-- DESCRIPTION OF THE TASK --
Copy out every line exactly as given.
Start of SUPPLIED RECORDS
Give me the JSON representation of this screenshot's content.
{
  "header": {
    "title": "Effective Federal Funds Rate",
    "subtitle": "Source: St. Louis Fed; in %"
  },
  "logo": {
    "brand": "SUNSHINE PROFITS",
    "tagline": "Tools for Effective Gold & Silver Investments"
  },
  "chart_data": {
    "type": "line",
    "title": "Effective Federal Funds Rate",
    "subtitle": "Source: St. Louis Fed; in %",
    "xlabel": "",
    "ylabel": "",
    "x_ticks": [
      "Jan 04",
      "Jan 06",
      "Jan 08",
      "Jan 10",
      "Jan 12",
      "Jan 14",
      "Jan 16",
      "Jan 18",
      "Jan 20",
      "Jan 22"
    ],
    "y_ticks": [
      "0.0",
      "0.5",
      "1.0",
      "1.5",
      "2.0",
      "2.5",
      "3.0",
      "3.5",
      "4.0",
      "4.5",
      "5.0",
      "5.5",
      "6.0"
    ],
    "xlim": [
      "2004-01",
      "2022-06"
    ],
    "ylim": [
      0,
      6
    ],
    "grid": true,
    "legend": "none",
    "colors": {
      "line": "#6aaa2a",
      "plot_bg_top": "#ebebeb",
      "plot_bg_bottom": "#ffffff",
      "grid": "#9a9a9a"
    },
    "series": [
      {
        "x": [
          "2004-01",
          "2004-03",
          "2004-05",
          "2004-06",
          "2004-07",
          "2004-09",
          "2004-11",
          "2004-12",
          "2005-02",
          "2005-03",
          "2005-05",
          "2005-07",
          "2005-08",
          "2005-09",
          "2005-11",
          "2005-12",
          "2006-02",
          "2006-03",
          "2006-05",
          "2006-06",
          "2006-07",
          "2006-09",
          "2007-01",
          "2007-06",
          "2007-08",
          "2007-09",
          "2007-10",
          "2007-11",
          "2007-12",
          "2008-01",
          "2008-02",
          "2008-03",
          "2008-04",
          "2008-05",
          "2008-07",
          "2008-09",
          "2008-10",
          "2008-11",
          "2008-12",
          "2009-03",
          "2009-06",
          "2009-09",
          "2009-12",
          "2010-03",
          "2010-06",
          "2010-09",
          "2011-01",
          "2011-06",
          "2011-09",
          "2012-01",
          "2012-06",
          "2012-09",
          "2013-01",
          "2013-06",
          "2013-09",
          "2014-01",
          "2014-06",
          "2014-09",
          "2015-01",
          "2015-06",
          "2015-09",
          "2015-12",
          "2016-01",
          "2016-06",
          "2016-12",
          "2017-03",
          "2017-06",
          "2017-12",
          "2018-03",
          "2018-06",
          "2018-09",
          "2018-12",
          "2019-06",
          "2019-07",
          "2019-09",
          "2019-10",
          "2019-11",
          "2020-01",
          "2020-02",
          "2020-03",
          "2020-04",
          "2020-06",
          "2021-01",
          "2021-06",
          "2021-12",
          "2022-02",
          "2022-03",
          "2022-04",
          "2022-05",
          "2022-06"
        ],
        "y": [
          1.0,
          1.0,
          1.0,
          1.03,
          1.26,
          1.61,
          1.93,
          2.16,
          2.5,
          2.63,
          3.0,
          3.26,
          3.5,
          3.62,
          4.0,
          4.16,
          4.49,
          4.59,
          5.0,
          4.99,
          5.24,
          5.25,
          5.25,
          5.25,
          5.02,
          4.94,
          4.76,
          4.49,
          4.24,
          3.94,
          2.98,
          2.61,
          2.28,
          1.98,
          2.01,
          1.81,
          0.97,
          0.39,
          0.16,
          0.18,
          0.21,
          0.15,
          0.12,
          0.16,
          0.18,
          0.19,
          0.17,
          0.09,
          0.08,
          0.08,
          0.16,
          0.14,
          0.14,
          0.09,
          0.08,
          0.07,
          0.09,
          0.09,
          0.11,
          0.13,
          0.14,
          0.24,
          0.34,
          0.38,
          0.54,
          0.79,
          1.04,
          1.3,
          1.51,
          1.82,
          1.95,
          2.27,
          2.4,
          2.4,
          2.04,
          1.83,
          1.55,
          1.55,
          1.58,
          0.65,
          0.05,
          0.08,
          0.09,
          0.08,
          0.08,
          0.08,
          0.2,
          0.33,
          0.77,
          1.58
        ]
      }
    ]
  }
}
End of SUPPLIED RECORDS
-- CORRECT RESULT --
Give me the JSON representation of this screenshot's content.
{
  "header": {
    "title": "Effective Federal Funds Rate",
    "subtitle": "Source: St. Louis Fed; in %"
  },
  "logo": {
    "brand": "SUNSHINE PROFITS",
    "tagline": "Tools for Effective Gold & Silver Investments"
  },
  "chart_data": {
    "type": "line",
    "title": "Effective Federal Funds Rate",
    "subtitle": "Source: St. Louis Fed; in %",
    "xlabel": "",
    "ylabel": "",
    "x_ticks": [
      "Jan 04",
      "Jan 06",
      "Jan 08",
      "Jan 10",
      "Jan 12",
      "Jan 14",
      "Jan 16",
      "Jan 18",
      "Jan 20",
      "Jan 22"
    ],
    "y_ticks": [
      "0.0",
      "0.5",
      "1.0",
      "1.5",
      "2.0",
      "2.5",
      "3.0",
      "3.5",
      "4.0",
      "4.5",
      "5.0",
      "5.5",
      "6.0"
    ],
    "xlim": [
      "2004-01",
      "2022-06"
    ],
    "ylim": [
      0,
      6
    ],
    "grid": true,
    "legend": "none",
    "colors": {
      "line": "#6aaa2a",
      "plot_bg_top": "#ebebeb",
      "plot_bg_bottom": "#ffffff",
      "grid": "#9a9a9a"
    },
    "series": [
      {
        "x": [
          "2004-01",
          "2004-03",
          "2004-05",
          "2004-06",
          "2004-07",
          "2004-09",
          "2004-11",
          "2004-12",
          "2005-02",
          "2005-03",
          "2005-05",
          "2005-07",
          "2005-08",
          "2005-09",
          "2005-11",
          "2005-12",
          "2006-02",
          "2006-03",
          "2006-05",
          "2006-06",
          "2006-07",
          "2006-09",
          "2007-01",
          "2007-06",
          "2007-08",
          "2007-09",
          "2007-10",
          "2007-11",
          "2007-12",
          "2008-01",
          "2008-02",
          "2008-03",
          "2008-04",
          "2008-05",
          "2008-07",
          "2008-09",
          "2008-10",
          "2008-11",
          "2008-12",
          "2009-03",
          "2009-06",
          "2009-09",
          "2009-12",
          "2010-03",
          "2010-06",
          "2010-09",
          "2011-01",
          "2011-06",
          "2011-09",
          "2012-01",
          "2012-06",
          "2012-09",
          "2013-01",
          "2013-06",
          "2013-09",
          "2014-01",
          "2014-06",
          "2014-09",
          "2015-01",
          "2015-06",
          "2015-09",
          "2015-12",
          "2016-01",
          "2016-06",
          "2016-12",
          "2017-03",
          "2017-06",
          "2017-12",
          "2018-03",
          "2018-06",
          "2018-09",
          "2018-12",
          "2019-06",
          "2019-07",
          "2019-09",
          "2019-10",
          "2019-11",
          "2020-01",
          "2020-02",
          "2020-03",
          "2020-04",
          "2020-06",
          "2021-01",
          "2021-06",
          "2021-12",
          "2022-02",
          "2022-03",
          "2022-04",
          "2022-05",
          "2022-06"
        ],
        "y": [
          1.0,
          1.0,
          1.0,
          1.03,
          1.26,
          1.61,
          1.93,
          2.16,
          2.5,
          2.63,
          3.0,
          3.26,
          3.5,
          3.62,
          4.0,
          4.16,
          4.49,
          4.59,
          5.0,
          4.99,
          5.24,
          5.25,
          5.25,
          5.25,
          5.02,
          4.94,
          4.76,
          4.49,
          4.24,
          3.94,
          2.98,
          2.61,
          2.28,
          1.98,
          2.01,
          1.81,
          0.97,
          0.39,
          0.16,
          0.18,
          0.21,
          0.15,
          0.12,
          0.16,
          0.18,
          0.19,
          0.17,
          0.09,
          0.08,
          0.08,
          0.16,
          0.14,
          0.14,
          0.09,
          0.08,
          0.07,
          0.09,
          0.09,
          0.11,
          0.13,
          0.14,
          0.24,
          0.34,
          0.38,
          0.54,
          0.79,
          1.04,
          1.3,
          1.51,
          1.82,
          1.95,
          2.27,
          2.4,
          2.4,
          2.04,
          1.83,
          1.55,
          1.55,
          1.58,
          0.65,
          0.05,
          0.08,
          0.09,
          0.08,
          0.08,
          0.08,
          0.2,
          0.33,
          0.77,
          1.58
        ]
      }
    ]
  }
}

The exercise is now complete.